== Work to do ==
Duplicate the lines in the items below, from the line with "card-value: $100,000 [1312,495,1400,518]" up to and including the line with "search[interactable]: Search... ⌘K", keeping each one unchanged.
---------- Information provided
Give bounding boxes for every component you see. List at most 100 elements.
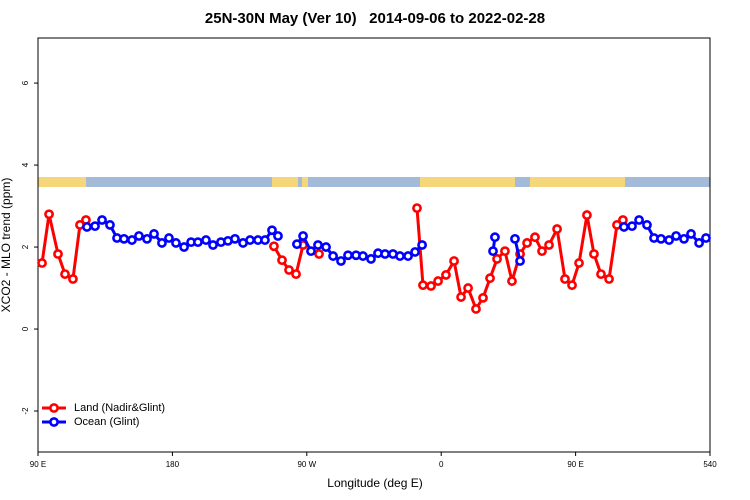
data-point bbox=[488, 246, 498, 257]
data-point bbox=[515, 256, 525, 266]
data-point bbox=[157, 238, 167, 248]
data-point bbox=[403, 251, 413, 261]
x-tick-label: 540 bbox=[703, 460, 717, 469]
data-point bbox=[60, 269, 70, 280]
x-tick-label: 90 W bbox=[297, 460, 316, 469]
land-ocean-strip bbox=[38, 177, 710, 187]
y-tick-label: 2 bbox=[21, 244, 30, 249]
data-point bbox=[179, 242, 189, 252]
data-point bbox=[201, 235, 211, 245]
data-point bbox=[507, 276, 517, 286]
data-point bbox=[313, 240, 323, 250]
data-point bbox=[619, 222, 629, 232]
data-point bbox=[478, 292, 488, 303]
land-strip bbox=[530, 177, 625, 187]
data-point bbox=[679, 233, 689, 244]
data-point bbox=[292, 239, 302, 250]
data-point bbox=[260, 235, 270, 245]
data-point bbox=[441, 270, 451, 280]
data-point bbox=[171, 238, 181, 248]
data-point bbox=[471, 304, 481, 314]
data-point bbox=[671, 231, 682, 241]
data-point bbox=[701, 233, 711, 243]
data-point bbox=[567, 280, 577, 291]
data-point bbox=[642, 220, 652, 230]
data-point bbox=[537, 246, 547, 257]
data-point bbox=[456, 292, 466, 302]
land-strip bbox=[272, 177, 298, 187]
land-strip bbox=[420, 177, 515, 187]
x-axis-label: Longitude (deg E) bbox=[327, 476, 422, 490]
x-tick-label: 90 E bbox=[30, 460, 46, 469]
data-point bbox=[417, 240, 427, 250]
data-point bbox=[433, 276, 443, 286]
data-point bbox=[321, 242, 331, 252]
data-point bbox=[68, 274, 78, 284]
data-point bbox=[291, 269, 301, 280]
data-point bbox=[485, 273, 495, 284]
data-point bbox=[582, 210, 592, 220]
x-tick-label: 90 E bbox=[567, 460, 583, 469]
data-point bbox=[90, 221, 100, 232]
data-point bbox=[426, 281, 436, 291]
data-point bbox=[306, 246, 316, 257]
data-point bbox=[510, 233, 520, 244]
data-point bbox=[142, 233, 152, 244]
legend-label: Ocean (Glint) bbox=[74, 416, 139, 428]
data-point bbox=[208, 240, 218, 250]
data-point bbox=[314, 249, 324, 259]
data-point bbox=[267, 225, 277, 236]
data-point bbox=[492, 254, 502, 264]
y-tick-label: 4 bbox=[21, 162, 30, 167]
data-point bbox=[53, 249, 63, 259]
data-point bbox=[522, 238, 532, 248]
data-point bbox=[134, 231, 144, 241]
data-point bbox=[490, 232, 500, 243]
x-tick-label: 0 bbox=[439, 460, 444, 469]
data-point bbox=[656, 233, 666, 244]
y-tick-label: 0 bbox=[21, 326, 30, 331]
data-point bbox=[596, 269, 606, 280]
data-point bbox=[44, 209, 54, 220]
x-tick-label: 180 bbox=[166, 460, 180, 469]
data-point bbox=[336, 256, 346, 266]
data-point bbox=[634, 215, 644, 225]
y-axis-label: XCO2 - MLO trend (ppm) bbox=[0, 178, 13, 313]
data-point bbox=[412, 203, 422, 214]
data-point bbox=[449, 256, 459, 266]
land-strip bbox=[38, 177, 86, 187]
data-point bbox=[418, 280, 428, 291]
y-tick-label: 6 bbox=[21, 80, 30, 85]
legend-marker bbox=[49, 417, 59, 427]
data-point bbox=[343, 250, 353, 261]
data-point bbox=[544, 240, 554, 250]
data-point bbox=[269, 241, 279, 252]
data-point bbox=[127, 235, 137, 245]
data-point bbox=[694, 238, 704, 248]
data-point bbox=[500, 246, 510, 257]
data-point bbox=[552, 224, 562, 234]
land-strip bbox=[302, 177, 308, 187]
data-point bbox=[686, 229, 696, 239]
data-point bbox=[574, 258, 584, 268]
chart-title: 25N-30N May (Ver 10) 2014-09-06 to 2022-… bbox=[205, 10, 545, 27]
legend-label: Land (Nadir&Glint) bbox=[74, 402, 165, 414]
data-point bbox=[149, 229, 159, 239]
data-point bbox=[298, 231, 308, 241]
data-point bbox=[463, 283, 473, 293]
data-point bbox=[530, 232, 540, 243]
data-point bbox=[284, 265, 294, 275]
data-point bbox=[560, 274, 570, 284]
plot-frame bbox=[37, 37, 711, 453]
data-point bbox=[627, 221, 637, 232]
data-point bbox=[328, 251, 338, 261]
data-point bbox=[380, 249, 390, 259]
y-tick-label: -2 bbox=[21, 407, 30, 415]
legend-marker bbox=[49, 403, 59, 413]
data-point bbox=[273, 231, 283, 241]
data-point bbox=[119, 233, 129, 244]
data-point bbox=[410, 247, 420, 257]
data-point bbox=[82, 222, 92, 232]
ocean-strip bbox=[38, 177, 710, 187]
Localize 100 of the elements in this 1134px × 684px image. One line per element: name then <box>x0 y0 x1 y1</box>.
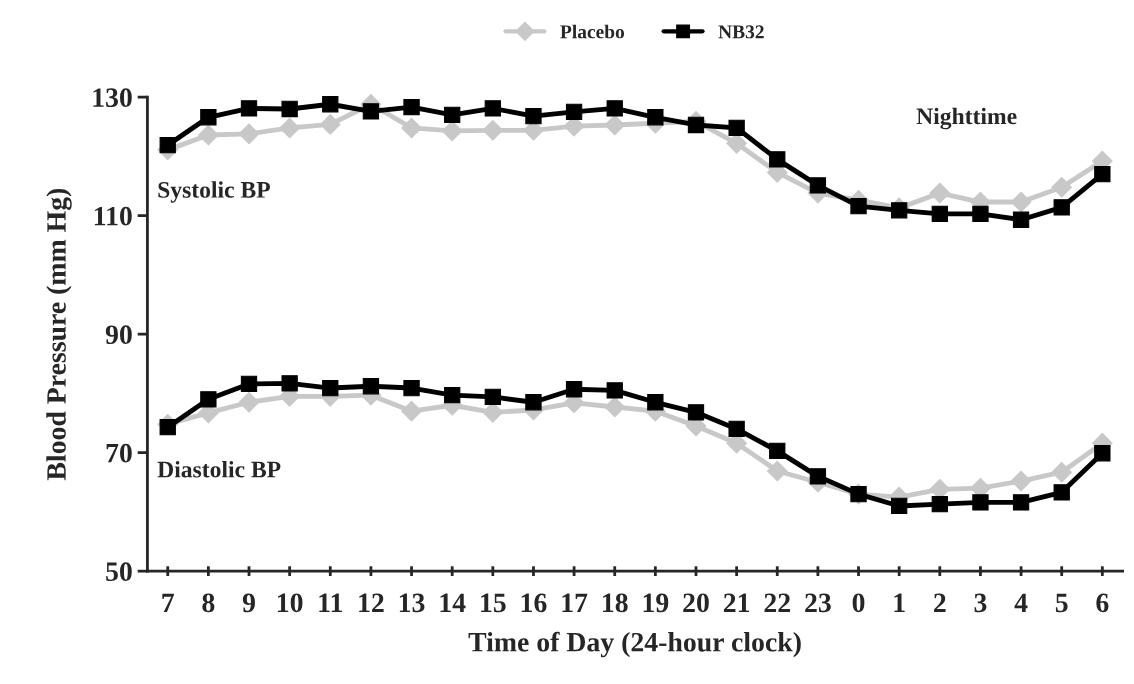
point <box>1010 470 1032 492</box>
point <box>240 375 258 393</box>
point <box>279 117 300 139</box>
x-tick-label: 13 <box>399 593 425 613</box>
y-tick-label: 110 <box>94 206 132 226</box>
x-tick-label: 22 <box>764 593 790 612</box>
point <box>850 197 867 215</box>
point <box>159 136 176 154</box>
point <box>1094 166 1111 183</box>
x-tick-label: 15 <box>481 593 506 613</box>
point <box>322 96 339 113</box>
x-tick-label: 16 <box>521 593 547 613</box>
x-tick-label: 12 <box>359 593 384 612</box>
point <box>362 103 380 120</box>
y-axis-title: Blood Pressure (mm Hg) <box>46 188 72 481</box>
point <box>687 116 705 134</box>
point <box>198 124 219 146</box>
y-tick-label: 90 <box>105 325 132 345</box>
point <box>281 100 298 118</box>
point <box>362 378 380 395</box>
x-tick-label: 18 <box>603 593 628 613</box>
point <box>604 114 626 136</box>
point <box>482 119 504 141</box>
point <box>565 381 583 398</box>
point <box>1012 494 1030 511</box>
point <box>319 114 341 135</box>
point <box>444 106 461 124</box>
x-tick-label: 1 <box>894 593 905 612</box>
x-tick-label: 5 <box>1055 593 1068 613</box>
point <box>726 133 747 154</box>
x-tick-label: 2 <box>934 593 946 612</box>
point <box>929 182 951 204</box>
x-axis-title: Time of Day (24-hour clock) <box>468 631 801 658</box>
x-tick-label: 21 <box>723 593 750 612</box>
point <box>809 177 827 194</box>
x-tick-label: 0 <box>852 593 865 613</box>
point <box>647 394 664 411</box>
point <box>766 460 788 482</box>
point <box>1053 199 1070 216</box>
point <box>931 205 948 223</box>
point <box>200 391 217 408</box>
point <box>1051 176 1073 198</box>
point <box>403 379 420 397</box>
legend-label: Placebo <box>560 24 625 39</box>
point <box>769 442 786 460</box>
y-tick-label: 70 <box>106 443 132 463</box>
point <box>728 420 745 438</box>
point <box>565 103 583 121</box>
annotation: Nighttime <box>916 107 1017 130</box>
point <box>444 387 461 404</box>
point <box>606 382 623 399</box>
x-tick-label: 19 <box>643 593 669 613</box>
point <box>281 375 298 392</box>
point <box>931 496 948 513</box>
x-tick-label: 17 <box>562 593 588 612</box>
point <box>484 388 501 406</box>
point <box>647 109 664 126</box>
x-tick-label: 6 <box>1096 593 1109 613</box>
annotation: Diastolic BP <box>157 460 281 478</box>
point <box>972 494 989 511</box>
x-tick-label: 11 <box>319 593 342 612</box>
point <box>484 100 501 117</box>
point <box>728 119 745 137</box>
x-tick-label: 10 <box>277 593 303 613</box>
point <box>401 400 422 422</box>
point <box>200 109 217 126</box>
point <box>809 468 827 485</box>
point <box>403 99 420 116</box>
point <box>1051 461 1073 483</box>
point <box>322 379 339 397</box>
point <box>604 396 626 418</box>
point <box>891 497 908 515</box>
x-tick-label: 7 <box>162 593 174 612</box>
x-tick-label: 3 <box>974 593 987 613</box>
x-tick-label: 14 <box>440 593 466 612</box>
point <box>525 394 542 411</box>
point <box>238 123 260 145</box>
point <box>687 404 705 421</box>
point <box>1012 211 1030 228</box>
point <box>525 107 542 125</box>
point <box>1094 445 1111 462</box>
point <box>482 402 504 423</box>
point <box>1053 484 1070 501</box>
point <box>972 205 989 223</box>
point <box>401 117 422 139</box>
annotation: Systolic BP <box>158 181 270 203</box>
x-tick-label: 4 <box>1014 593 1028 612</box>
point <box>159 419 176 436</box>
x-tick-label: 20 <box>683 593 709 613</box>
point <box>606 100 623 117</box>
legend-label: NB32 <box>718 25 764 39</box>
y-tick-label: 130 <box>93 88 132 108</box>
point <box>769 151 786 168</box>
point <box>240 100 258 117</box>
x-tick-label: 8 <box>202 593 215 613</box>
point <box>441 120 463 142</box>
x-tick-label: 9 <box>242 593 255 613</box>
x-tick-label: 23 <box>805 593 831 613</box>
y-tick-label: 50 <box>106 562 132 582</box>
point <box>238 391 260 413</box>
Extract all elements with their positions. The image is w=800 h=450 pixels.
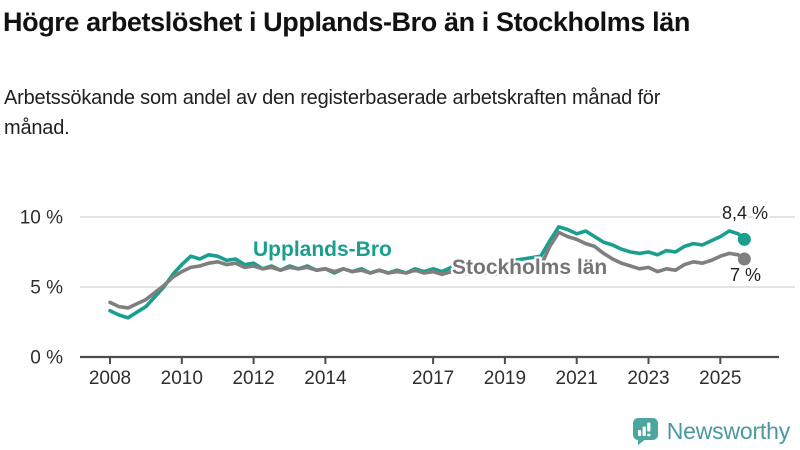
x-axis-tick-label: 2014 [304, 368, 347, 389]
page-title: Högre arbetslöshet i Upplands-Bro än i S… [3, 7, 690, 37]
chart-header: Högre arbetslöshet i Upplands-Bro än i S… [3, 4, 773, 143]
x-axis-tick-label: 2023 [627, 368, 669, 389]
x-axis-tick-label: 2021 [556, 368, 598, 389]
x-axis-tick-label: 2019 [484, 368, 526, 389]
series-line-1 [108, 230, 747, 310]
series-end-dot-0 [737, 232, 751, 246]
series-end-dot-1 [737, 252, 751, 266]
y-axis-tick-label: 0 % [30, 348, 63, 369]
line-chart: 0 % 5 % 10 % 2008 2010 2012 2014 2017 2019 2021 20… [20, 208, 795, 389]
y-axis-tick-label: 5 % [30, 278, 63, 299]
series-label-upplands-bro: Upplands-Bro [253, 238, 392, 261]
series-label-stockholms-lan: Stockholms län [452, 256, 608, 279]
x-axis-tick-label: 2025 [699, 368, 741, 389]
end-value-label-stockholms-lan: 7 % [730, 265, 762, 285]
x-axis-tick-label: 2008 [89, 368, 131, 389]
brand-name: Newsworthy [666, 418, 790, 444]
chart-subtitle: Arbetssökande som andel av den registerb… [4, 87, 661, 139]
x-axis-tick-label: 2012 [232, 368, 274, 389]
x-axis-tick-label: 2010 [161, 368, 203, 389]
newsworthy-logo[interactable]: Newsworthy [632, 417, 790, 446]
series-line-0 [108, 224, 747, 320]
end-value-label-upplands-bro: 8,4 % [722, 203, 769, 223]
y-axis-tick-label: 10 % [20, 208, 63, 229]
bar-chart-speech-bubble-icon [632, 418, 658, 446]
x-axis-tick-label: 2017 [412, 368, 454, 389]
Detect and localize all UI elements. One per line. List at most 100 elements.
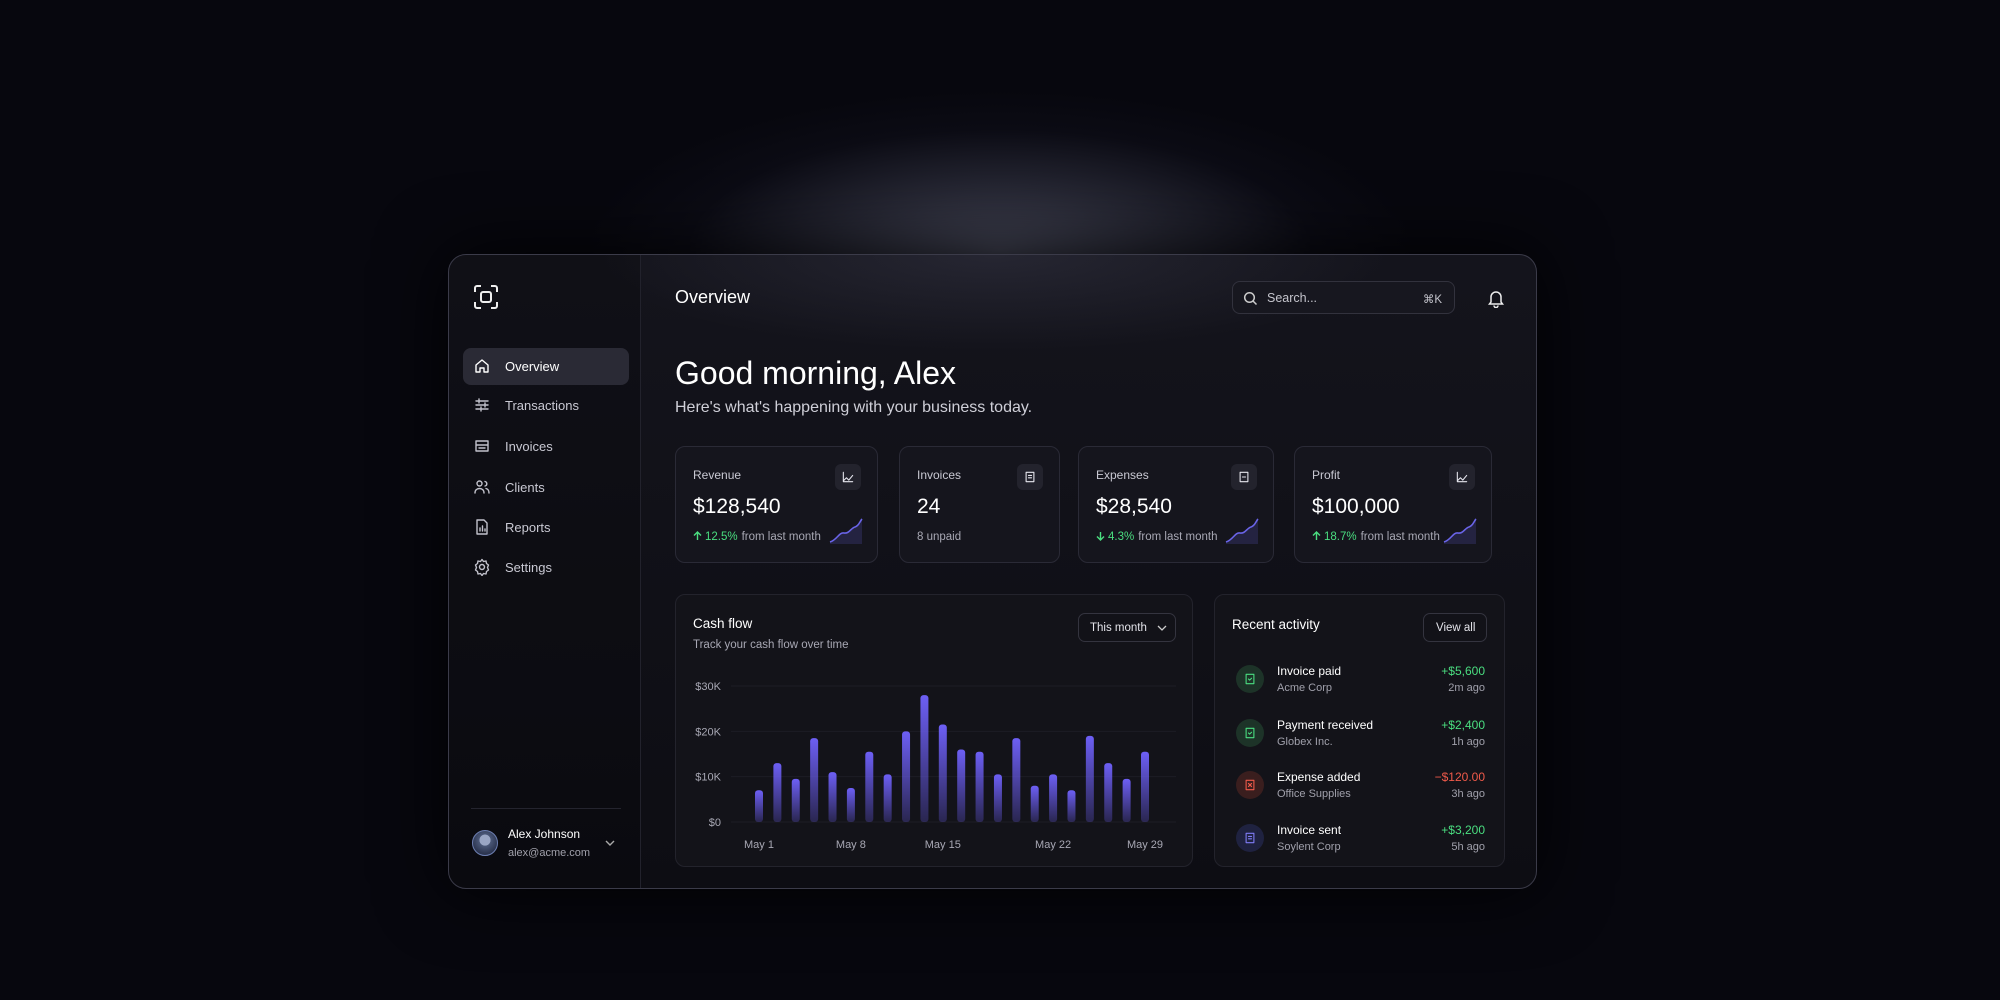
card-value: $100,000 [1312,495,1400,518]
nav-icon [474,558,490,576]
bar [883,774,892,822]
bar [846,788,855,822]
activity-glyph [1245,673,1255,685]
activity-amount: −$120.00 [1434,770,1485,784]
nav-label: Clients [505,480,545,495]
greeting-subtitle: Here's what's happening with your busine… [675,399,1033,416]
nav-icon [474,480,490,494]
icon-shape [1025,471,1035,483]
trend-arrow [693,531,702,540]
card-icon [1231,464,1257,490]
icon-shape [475,398,489,412]
divider [471,808,621,809]
card-value: 24 [917,495,941,518]
nav-icon [475,398,489,412]
search[interactable]: Search... ⌘K [1232,281,1455,314]
nav-item[interactable]: Invoices [463,428,629,465]
page-title: Overview [675,287,751,307]
activity-glyph [1245,727,1255,739]
logo [474,285,498,309]
nav-label: Transactions [505,398,579,413]
sparkline [829,518,863,544]
activity-amount: +$2,400 [1441,718,1485,732]
cash-flow-panel: Cash flow Track your cash flow over time… [675,594,1193,867]
avatar [472,830,498,856]
spark [829,518,863,543]
nav-item[interactable]: Reports [463,509,629,546]
view-all[interactable]: View all [1423,613,1487,642]
icon-shape [1245,727,1255,739]
activity-time: 1h ago [1451,736,1485,748]
arrow [1312,531,1321,540]
bar [1141,751,1149,822]
card-note-text: from last month [741,531,821,543]
card-glyph [1456,471,1468,483]
bar [938,724,947,822]
nav-label: Reports [505,520,551,535]
activity-item: Payment received Globex Inc. +$2,400 1h ago [1215,713,1504,753]
period-select[interactable]: This month [1078,613,1176,642]
bar [791,778,800,822]
icon-shape [1456,471,1468,483]
nav-icon [475,359,489,373]
stat-card: Expenses $28,540 4.3% from last month [1078,446,1274,563]
app-window: Alex Johnson alex@acme.com Overview Trans… [448,254,1537,889]
spark [1443,518,1477,543]
activity-amount: +$5,600 [1441,664,1485,678]
stat-card: Profit $100,000 18.7% from last month [1294,446,1492,563]
activity-item: Invoice sent Soylent Corp +$3,200 5h ago [1215,818,1504,858]
bar [1122,778,1131,822]
nav-item[interactable]: Clients [463,469,629,506]
nav-label: Overview [505,359,560,374]
card-note: 18.7% from last month [1312,531,1440,543]
cash-flow-chart: $0 $10K $20K $30K May 1 May 8 May 15 May 22 May … [695,681,1176,851]
notifications[interactable] [1487,288,1505,308]
card-glyph [842,471,854,483]
icon-shape [1239,471,1249,483]
card-value: $28,540 [1096,495,1172,518]
nav-item[interactable]: Overview [463,348,629,385]
activity-title: Expense added [1277,770,1361,784]
bar [755,790,763,822]
activity-icon [1236,665,1264,693]
activity-time: 2m ago [1448,682,1485,694]
sparkline [1443,518,1477,544]
user-name: Alex Johnson [508,827,581,841]
card-change: 12.5% [705,531,738,543]
nav-item[interactable]: Transactions [463,387,629,424]
activity-panel: Recent activity View all Invoice paid Acm… [1214,594,1505,867]
sparkline [1225,518,1259,544]
card-change: 4.3% [1108,531,1135,543]
panel-title: Cash flow [693,616,753,631]
nav-icon [476,519,488,535]
activity-icon [1236,719,1264,747]
user-menu[interactable] [604,838,616,848]
nav-item[interactable]: Settings [463,549,629,586]
card-label: Profit [1312,468,1341,482]
activity-amount: +$3,200 [1441,823,1485,837]
x-tick-label: May 22 [1035,839,1071,851]
view-all-label: View all [1436,622,1476,634]
icon-shape [474,558,490,576]
bar [865,751,874,822]
card-note: 12.5% from last month [693,531,821,543]
sidebar: Alex Johnson alex@acme.com Overview Trans… [449,255,641,888]
stat-card: Revenue $128,540 12.5% from last month [675,446,878,563]
bar [1049,774,1058,822]
bar [1067,790,1076,822]
spark-shade [830,519,862,544]
search-shortcut: ⌘K [1422,294,1442,306]
arrow [1096,532,1105,541]
x-tick-label: May 8 [836,839,866,851]
x-tick-label: May 15 [925,839,961,851]
activity-time: 3h ago [1451,788,1485,800]
card-icon [835,464,861,490]
activity-party: Acme Corp [1277,682,1333,694]
activity-icon [1236,771,1264,799]
chevron [1157,625,1167,631]
bar [828,772,837,822]
greeting: Good morning, Alex [675,355,957,391]
y-tick-label: $30K [695,681,721,693]
nav-label: Settings [505,560,552,575]
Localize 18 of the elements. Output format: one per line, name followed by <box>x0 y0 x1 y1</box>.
--------------------
== Result ==
card-value: $100,000 [1312,495,1400,518]
nav-icon [474,558,490,576]
bar [883,774,892,822]
bar [846,788,855,822]
activity-glyph [1245,673,1255,685]
activity-amount: −$120.00 [1434,770,1485,784]
nav-label: Clients [505,480,545,495]
greeting-subtitle: Here's what's happening with your busine… [675,399,1033,416]
nav-icon [474,480,490,494]
icon-shape [1025,471,1035,483]
trend-arrow [693,531,702,540]
card-icon [1231,464,1257,490]
icon-shape [475,398,489,412]
divider [471,808,621,809]
card-value: 24 [917,495,941,518]
nav-icon [475,398,489,412]
search[interactable]: Search... ⌘K [1232,281,1455,314]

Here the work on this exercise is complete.